(To be done): Using the data below, copy each line that includes the word "seam".

(Dataset excerpts):

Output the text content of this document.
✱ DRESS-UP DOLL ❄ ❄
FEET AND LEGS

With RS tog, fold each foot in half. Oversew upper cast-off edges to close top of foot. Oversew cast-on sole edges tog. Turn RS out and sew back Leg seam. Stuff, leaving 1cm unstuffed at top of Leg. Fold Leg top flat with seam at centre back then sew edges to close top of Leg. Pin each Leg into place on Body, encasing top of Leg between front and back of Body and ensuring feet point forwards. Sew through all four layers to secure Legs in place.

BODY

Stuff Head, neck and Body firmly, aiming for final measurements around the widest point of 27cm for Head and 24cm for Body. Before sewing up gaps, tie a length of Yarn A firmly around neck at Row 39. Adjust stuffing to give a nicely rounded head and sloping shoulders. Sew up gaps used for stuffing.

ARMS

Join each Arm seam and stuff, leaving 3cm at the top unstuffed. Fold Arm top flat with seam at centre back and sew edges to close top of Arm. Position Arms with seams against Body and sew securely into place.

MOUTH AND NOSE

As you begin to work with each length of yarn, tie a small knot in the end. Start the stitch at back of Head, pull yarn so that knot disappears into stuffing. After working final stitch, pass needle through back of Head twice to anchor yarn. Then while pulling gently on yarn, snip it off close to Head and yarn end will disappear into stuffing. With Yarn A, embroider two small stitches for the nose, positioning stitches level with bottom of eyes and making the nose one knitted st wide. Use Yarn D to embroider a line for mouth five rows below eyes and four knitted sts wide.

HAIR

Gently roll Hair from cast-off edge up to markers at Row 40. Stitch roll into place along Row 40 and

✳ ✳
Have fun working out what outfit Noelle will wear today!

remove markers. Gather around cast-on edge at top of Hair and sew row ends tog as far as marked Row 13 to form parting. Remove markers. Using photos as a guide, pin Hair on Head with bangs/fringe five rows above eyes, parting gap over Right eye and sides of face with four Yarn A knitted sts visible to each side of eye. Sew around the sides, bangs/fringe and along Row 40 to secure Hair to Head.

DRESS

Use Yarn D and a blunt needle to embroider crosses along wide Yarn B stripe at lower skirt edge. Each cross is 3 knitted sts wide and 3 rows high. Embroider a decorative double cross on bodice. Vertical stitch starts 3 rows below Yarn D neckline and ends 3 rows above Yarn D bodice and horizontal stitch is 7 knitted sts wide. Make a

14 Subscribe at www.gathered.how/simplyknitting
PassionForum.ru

(Exercise response):
With RS tog, fold each foot in half. Oversew upper cast-off edges to close top of foot. Oversew cast-on sole edges tog. Turn RS out and sew back Leg seam. Stuff, leaving 1cm unstuffed at top of Leg. Fold Leg top flat with seam at centre back then sew edges to close top of Leg. Pin each Leg into place on Body, encasing top of Leg between front and back of Body and ensuring feet point forwards. Sew through all four layers to secure Legs in place.
Join each Arm seam and stuff, leaving 3cm at the top unstuffed. Fold Arm top flat with seam at centre back and sew edges to close top of Arm. Position Arms with seams against Body and sew securely into place.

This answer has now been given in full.